**PAGE EXTRACT**

The present study reports the clinical and therapeutic approach of 10 patients with HC treated in a headache outpatient clinic. The subsequent literature review aims to describe this rare form of primary headache and analyze the best evidence available today on HC treatment.
Medical records and diaries of pain from 1,600 patients treated between January 1992 and January 2011 at the Outpatient Clinic for Headache of the Pain Center of Hospital Universitário Pedro Ernesto (HUPE) were reviewed. To perform the case series study, were selected those with a possible diagnosis of HC, normal neurological examination and laboratory tests, including brain computed tomography and magnetic resonance imaging of the brain.
After analysis the relevant information was entered in a database, which included the following: age, sex, clinical description of headache, onset of pain, family history of headache, comorbidities, response to therapeutic test with indomethacin, established prophylactic treatment and response to other drugs. All participants were evaluated by two experts and followed-up by at least five months.
For the item "clinical description of the headache" were considered location, quality, possible mitigating and aggravating factors, frequency of exacerbations, associated cranial autonomic symptoms and pain intensity. A 10-point visual scale was used in which zero represented no pain and 10 the worst pain imaginable.
The therapeutic test consisted of 25 mg indomethacin administered orally every 8 hours for 5 or 7 days. In the event of partial response a dose increase to 50 mg was considered three times a day for 5 or 7 additional days.
Regarding the statistical methodology data was analyzed using Excel (Microsoft ®).
Ten patients with a possible diagnosis of HC were selected, six (60.0%) female, aged 29-66 years (mean 45.1 years) and four (40.0%) male, aged 37-78 years (mean 52 years). The female-male ratio was 1.75:1. The age at onset of symptoms ranged from 6 to 59 years (mean 31 years). None of the cases had family history of HC.
Seven patients received a diagnosis of HC according to International Classification of Headache Disorders (ICHD-II) 5.
The other participants did not achieve a complete response to therapeutic test with indomethacin, despite meeting all other criteria of the ICHD-II.
None of the patients had received the correct diagnosis before being treated at the headache clinic. The median time to diagnosis was 12 years (21 to 456 months). One patient underwent tooth extraction due to a previous misdiagnosis. Among comorbidities, depression (30%), insomnia (30%), and lumbar disk herniation (20%) standed out. The other less prevalent diseases found were osteoarthritis, obesity, hypertension, hypercholesterolemia, essential tremor, hypothyroidism, nephrolithiasis, pulmonary tuberculosis, bronchial asthma and sequelae of poliomyelitis.
Table I shows the clinical description of the headache using the items defining HC according to ICHD-II. All patients had daily continuous pain for more than three months, which was unilateral, without side shift, of moderate intensity and scoring five to seven in the 10-point visual scale. Exacerbations had score of 9-10 points (intense or severe). Conjunctival hyperemia or tearing was the most prevalent autonomic manifestation reported by 80% of patients. All subjects suffered daily crises of severe pain, with one to six exacerbations occurring per day.
In this series 5 patients had exclusively right-side hemicrania and 5 had left-side hemicrania. The temporal (30%) and frontal (30%) regions were the most commonly listed as the site of severe pain during exacerbations. Laterality, location and radiation pattern of pain were summarized in Table II.

**THINGS TO DO**
(a) In the headache study, what dose and schedule of indomethacin made up the therapeutic test?
(b) Update the stretch of the headache study from "The other participants" through "sequelae of poliomyelitis.", replacing "tooth extraction" with "dental surgery".
(c) List every aspect the headache study considered under the item "clinical description of the headache."

**RECORD EXCERPTS**
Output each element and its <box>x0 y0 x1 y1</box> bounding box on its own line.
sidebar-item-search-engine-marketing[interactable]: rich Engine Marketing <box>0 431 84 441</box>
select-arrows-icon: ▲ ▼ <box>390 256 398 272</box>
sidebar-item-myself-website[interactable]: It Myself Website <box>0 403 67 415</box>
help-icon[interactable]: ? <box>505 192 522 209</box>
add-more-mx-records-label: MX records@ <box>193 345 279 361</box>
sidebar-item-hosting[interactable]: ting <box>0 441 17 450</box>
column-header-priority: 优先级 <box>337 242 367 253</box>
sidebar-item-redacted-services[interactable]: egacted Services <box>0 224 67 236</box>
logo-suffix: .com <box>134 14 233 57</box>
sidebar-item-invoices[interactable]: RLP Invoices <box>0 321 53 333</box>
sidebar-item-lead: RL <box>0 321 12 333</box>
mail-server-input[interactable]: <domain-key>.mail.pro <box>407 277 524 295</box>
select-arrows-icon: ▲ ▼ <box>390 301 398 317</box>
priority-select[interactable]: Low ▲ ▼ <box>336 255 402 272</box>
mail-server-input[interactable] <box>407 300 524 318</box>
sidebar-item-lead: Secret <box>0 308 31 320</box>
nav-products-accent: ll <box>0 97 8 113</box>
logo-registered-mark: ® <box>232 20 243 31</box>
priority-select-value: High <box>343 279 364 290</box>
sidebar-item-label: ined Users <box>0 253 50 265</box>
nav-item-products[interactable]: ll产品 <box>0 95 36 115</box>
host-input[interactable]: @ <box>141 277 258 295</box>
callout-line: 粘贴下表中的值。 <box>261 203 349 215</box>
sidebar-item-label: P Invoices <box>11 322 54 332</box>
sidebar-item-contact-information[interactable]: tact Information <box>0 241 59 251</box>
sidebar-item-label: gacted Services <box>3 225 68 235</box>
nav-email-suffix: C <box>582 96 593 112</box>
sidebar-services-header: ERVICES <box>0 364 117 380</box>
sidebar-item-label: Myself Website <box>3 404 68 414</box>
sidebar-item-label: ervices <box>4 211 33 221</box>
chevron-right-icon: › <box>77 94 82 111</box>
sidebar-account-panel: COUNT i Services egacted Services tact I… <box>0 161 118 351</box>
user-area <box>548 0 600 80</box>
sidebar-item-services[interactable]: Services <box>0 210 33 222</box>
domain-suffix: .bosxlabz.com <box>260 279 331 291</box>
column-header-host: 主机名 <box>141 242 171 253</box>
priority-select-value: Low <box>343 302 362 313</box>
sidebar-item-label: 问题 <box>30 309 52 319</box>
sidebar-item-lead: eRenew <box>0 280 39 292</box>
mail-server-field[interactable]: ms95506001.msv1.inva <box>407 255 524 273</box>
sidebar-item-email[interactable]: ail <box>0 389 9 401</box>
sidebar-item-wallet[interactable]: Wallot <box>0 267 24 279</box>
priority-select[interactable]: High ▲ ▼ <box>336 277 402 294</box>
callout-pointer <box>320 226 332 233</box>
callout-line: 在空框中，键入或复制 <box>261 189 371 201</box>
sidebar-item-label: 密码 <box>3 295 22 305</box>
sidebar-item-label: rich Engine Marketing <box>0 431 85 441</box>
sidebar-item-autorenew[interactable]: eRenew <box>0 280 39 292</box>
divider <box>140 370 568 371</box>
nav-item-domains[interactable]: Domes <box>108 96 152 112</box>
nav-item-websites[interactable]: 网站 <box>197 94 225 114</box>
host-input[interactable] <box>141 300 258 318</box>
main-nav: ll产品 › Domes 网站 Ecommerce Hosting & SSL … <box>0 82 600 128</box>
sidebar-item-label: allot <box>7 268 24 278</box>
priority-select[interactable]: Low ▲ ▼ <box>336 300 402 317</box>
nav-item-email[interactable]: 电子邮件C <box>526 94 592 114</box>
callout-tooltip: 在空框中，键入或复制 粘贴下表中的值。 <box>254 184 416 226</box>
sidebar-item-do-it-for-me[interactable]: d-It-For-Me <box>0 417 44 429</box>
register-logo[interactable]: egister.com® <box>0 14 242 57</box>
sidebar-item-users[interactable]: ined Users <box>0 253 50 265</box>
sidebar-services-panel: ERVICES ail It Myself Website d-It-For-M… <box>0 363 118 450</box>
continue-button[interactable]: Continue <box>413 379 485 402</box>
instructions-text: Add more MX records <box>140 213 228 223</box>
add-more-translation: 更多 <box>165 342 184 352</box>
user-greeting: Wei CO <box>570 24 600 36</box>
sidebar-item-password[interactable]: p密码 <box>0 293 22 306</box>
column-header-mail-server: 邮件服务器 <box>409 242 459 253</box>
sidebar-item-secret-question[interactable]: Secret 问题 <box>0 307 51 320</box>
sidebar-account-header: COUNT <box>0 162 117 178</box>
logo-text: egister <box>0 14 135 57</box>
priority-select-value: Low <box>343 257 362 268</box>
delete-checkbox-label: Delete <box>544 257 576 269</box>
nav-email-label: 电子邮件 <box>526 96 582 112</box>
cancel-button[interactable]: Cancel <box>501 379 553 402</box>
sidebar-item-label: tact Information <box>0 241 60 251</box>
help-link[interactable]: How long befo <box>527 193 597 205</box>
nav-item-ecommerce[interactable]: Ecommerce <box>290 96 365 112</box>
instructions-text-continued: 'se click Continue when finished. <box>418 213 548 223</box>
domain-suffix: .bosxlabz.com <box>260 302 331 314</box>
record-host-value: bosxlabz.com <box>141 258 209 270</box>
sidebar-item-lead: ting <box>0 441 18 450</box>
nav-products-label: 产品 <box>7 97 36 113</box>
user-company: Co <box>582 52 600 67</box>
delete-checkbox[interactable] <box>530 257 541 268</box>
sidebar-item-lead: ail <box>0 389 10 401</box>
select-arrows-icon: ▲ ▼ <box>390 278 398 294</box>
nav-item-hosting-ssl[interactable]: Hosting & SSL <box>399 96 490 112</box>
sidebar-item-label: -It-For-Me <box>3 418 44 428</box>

**RESULTS**
(a) 25 mg of indomethacin taken orally every 8 hours for 5 or 7 days.

(b)
The other participants did not achieve a complete response to therapeutic test with indomethacin, despite meeting all other criteria of the ICHD-II.
None of the patients had received the correct diagnosis before being treated at the headache clinic. The median time to diagnosis was 12 years (21 to 456 months). One patient underwent dental surgery due to a previous misdiagnosis. Among comorbidities, depression (30%), insomnia (30%), and lumbar disk herniation (20%) standed out. The other less prevalent diseases found were osteoarthritis, obesity, hypertension, hypercholesterolemia, essential tremor, hypothyroidism, nephrolithiasis, pulmonary tuberculosis, bronchial asthma and sequelae of poliomyelitis.

(c)
- Location
- Quality
- Possible mitigating and aggravating factors
- Frequency of exacerbations
- Associated cranial autonomic symptoms
- Pain intensity